======== Given records

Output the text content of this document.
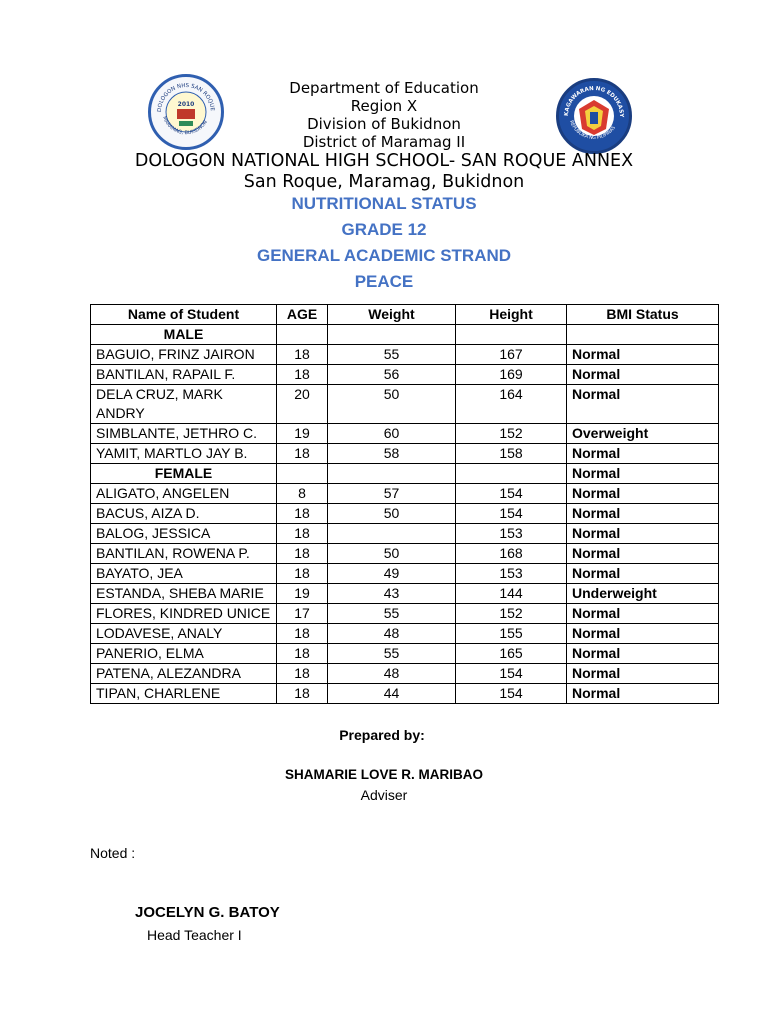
DOLOGON NHS SAN ROQUE
2010
MARAMAG, BUKIDNON
KAGAWARAN NG EDUKASY
REPUBLIKA NG PILIPINAS
Department of Education
Region X
Division of Bukidnon
District of Maramag II
DOLOGON NATIONAL HIGH SCHOOL- SAN ROQUE ANNEX
San Roque, Maramag, Bukidnon
NUTRITIONAL STATUS
GRADE 12
GENERAL ACADEMIC STRAND
PEACE
Name of Student	AGE	Weight	Height	BMI Status
MALE				
BAGUIO, FRINZ JAIRON	18	55	167	Normal
BANTILAN, RAPAIL F.	18	56	169	Normal
DELA CRUZ, MARK ANDRY	20	50	164	Normal
SIMBLANTE, JETHRO C.	19	60	152	Overweight
YAMIT, MARTLO JAY B.	18	58	158	Normal
FEMALE				Normal
ALIGATO, ANGELEN	8	57	154	Normal
BACUS, AIZA D.	18	50	154	Normal
BALOG, JESSICA	18		153	Normal
BANTILAN, ROWENA P.	18	50	168	Normal
BAYATO, JEA	18	49	153	Normal
ESTANDA, SHEBA MARIE	19	43	144	Underweight
FLORES, KINDRED UNICE	17	55	152	Normal
LODAVESE, ANALY	18	48	155	Normal
PANERIO, ELMA	18	55	165	Normal
PATENA, ALEZANDRA	18	48	154	Normal
TIPAN, CHARLENE	18	44	154	Normal
Prepared by:
SHAMARIE LOVE R. MARIBAO
Adviser
Noted :
JOCELYN G. BATOY
Head Teacher I
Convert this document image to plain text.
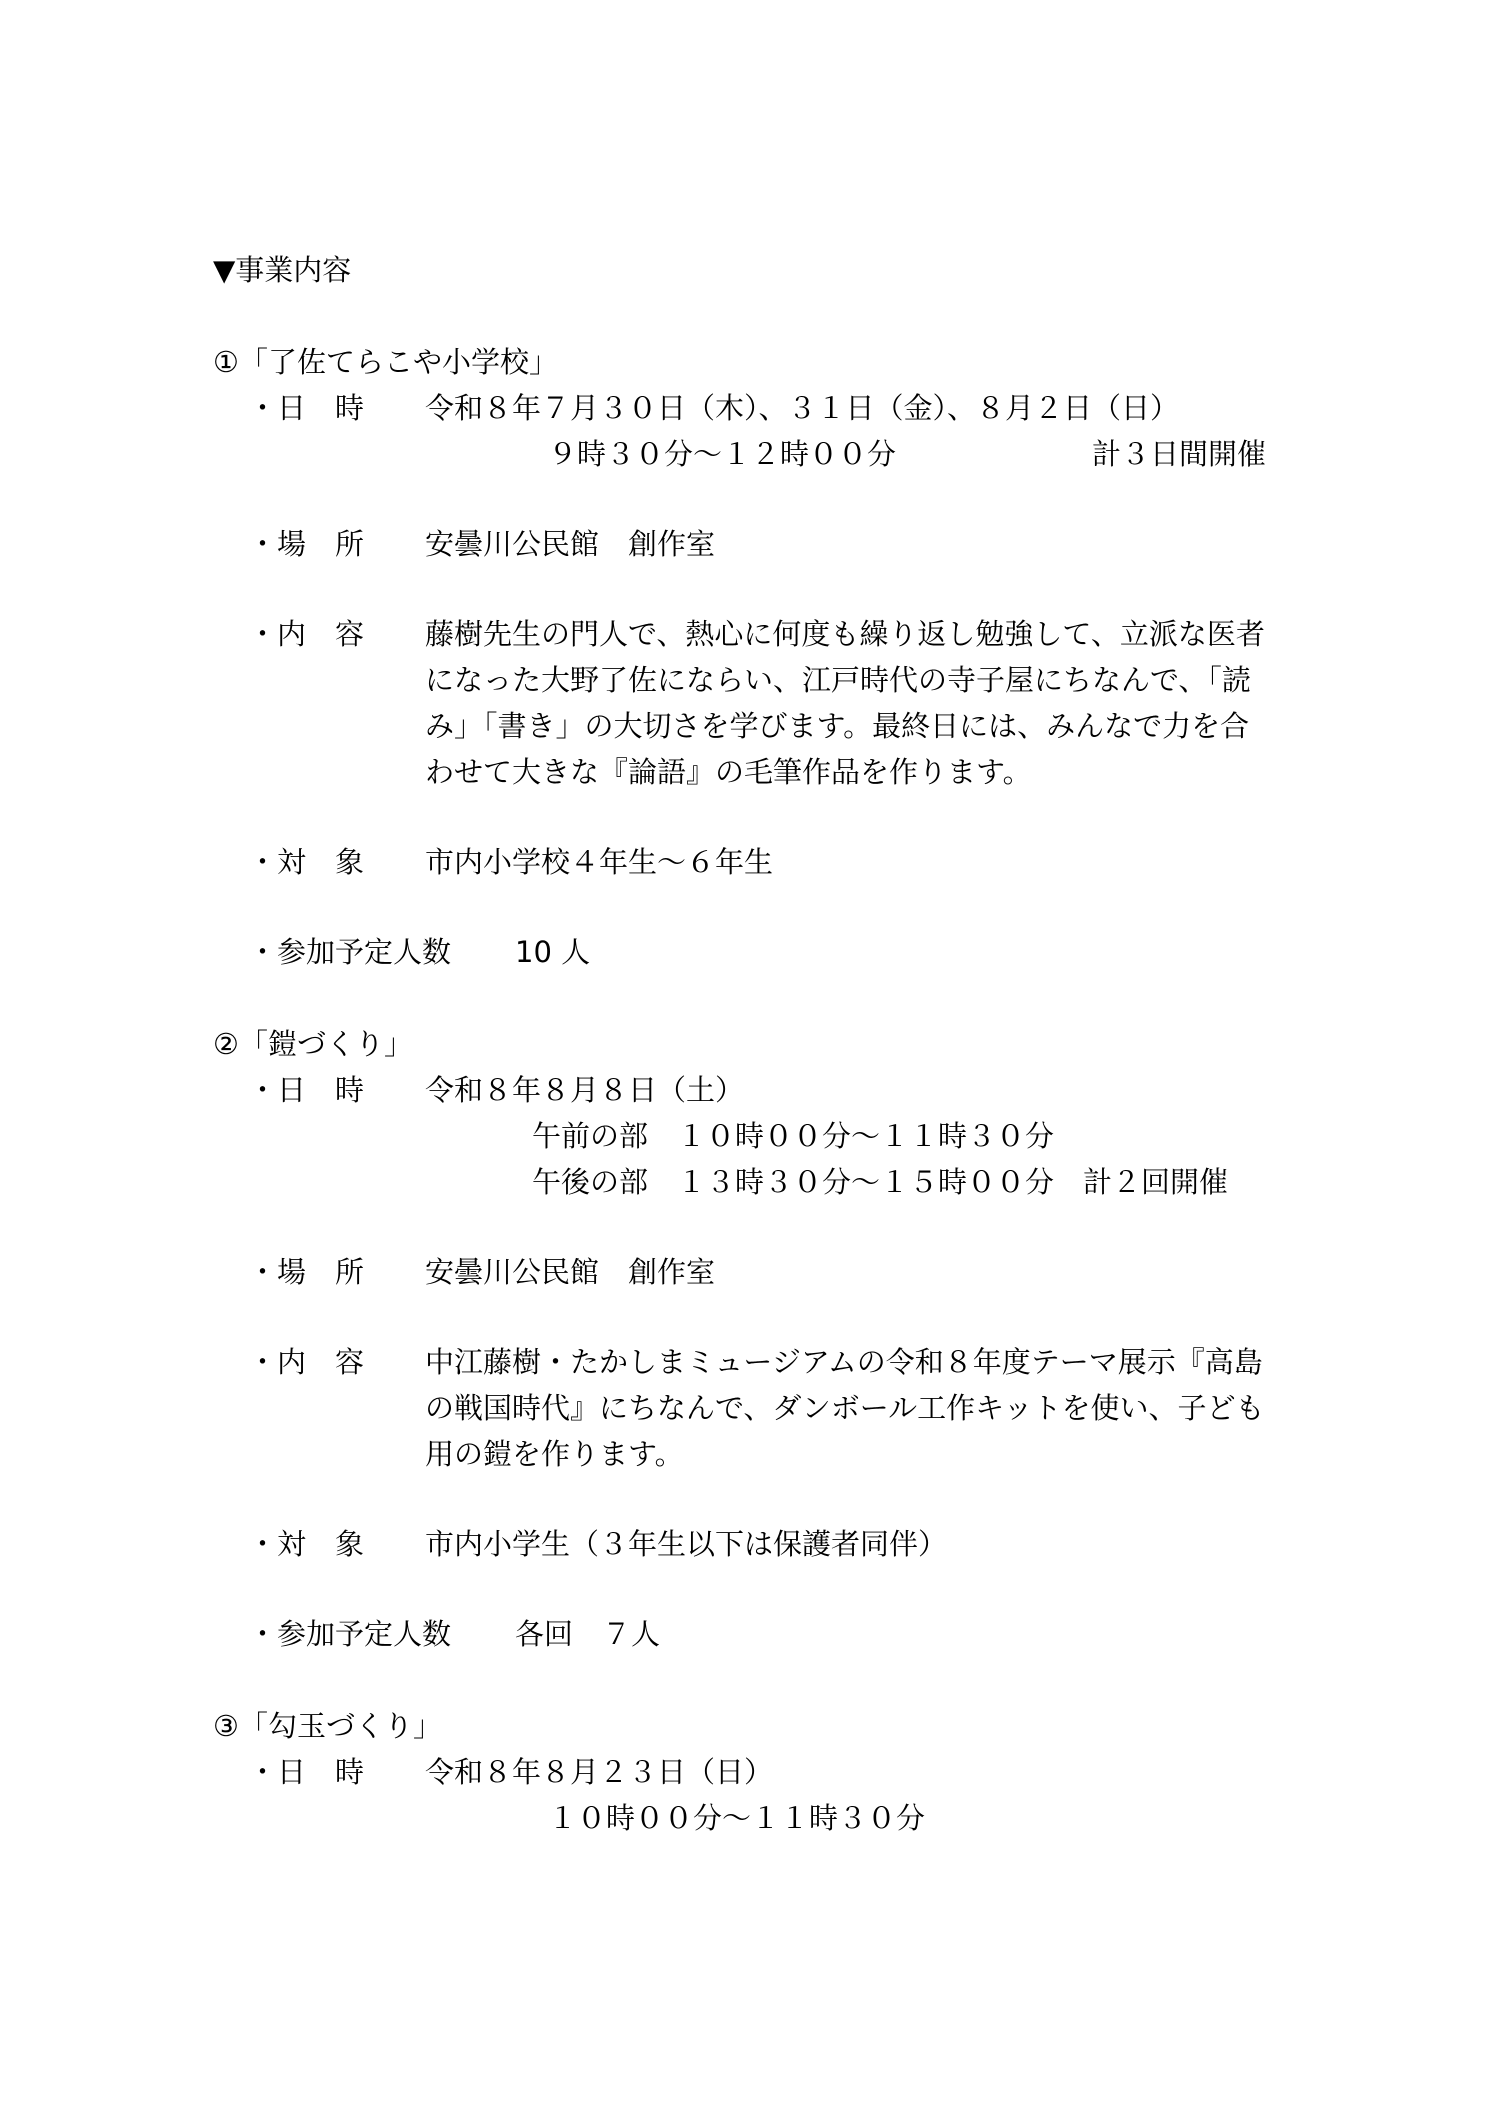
▼事業内容
①「了佐てらこや小学校」
・日　時 令和８年７月３０日（木）、３１日（金）、８月２日（日）
９時３０分～１２時００分	計３日間開催
・場　所 安曇川公民館　創作室
・内　容 藤樹先生の門人で、熱心に何度も繰り返し勉強して、立派な医者
になった大野了佐にならい、江戸時代の寺子屋にちなんで、「読
み」「書き」の大切さを学びます。最終日には、みんなで力を合
わせて大きな『論語』の毛筆作品を作ります。
・対　象 市内小学校４年生～６年生
・参加予定人数 10 人
②「鎧づくり」
・日　時 令和８年８月８日（土）
午前の部　１０時００分～１１時３０分
午後の部　１３時３０分～１５時００分　計２回開催
・場　所 安曇川公民館　創作室
・内　容 中江藤樹・たかしまミュージアムの令和８年度テーマ展示『高島
の戦国時代』にちなんで、ダンボール工作キットを使い、子ども
用の鎧を作ります。
・対　象 市内小学生（３年生以下は保護者同伴）
・参加予定人数 各回　７人
③「勾玉づくり」
・日　時 令和８年８月２３日（日）
１０時００分～１１時３０分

================

**What this task involves:**
Say how many lines of the listing above contain "DOLOGON", with no other words.

**Expected answer:**
2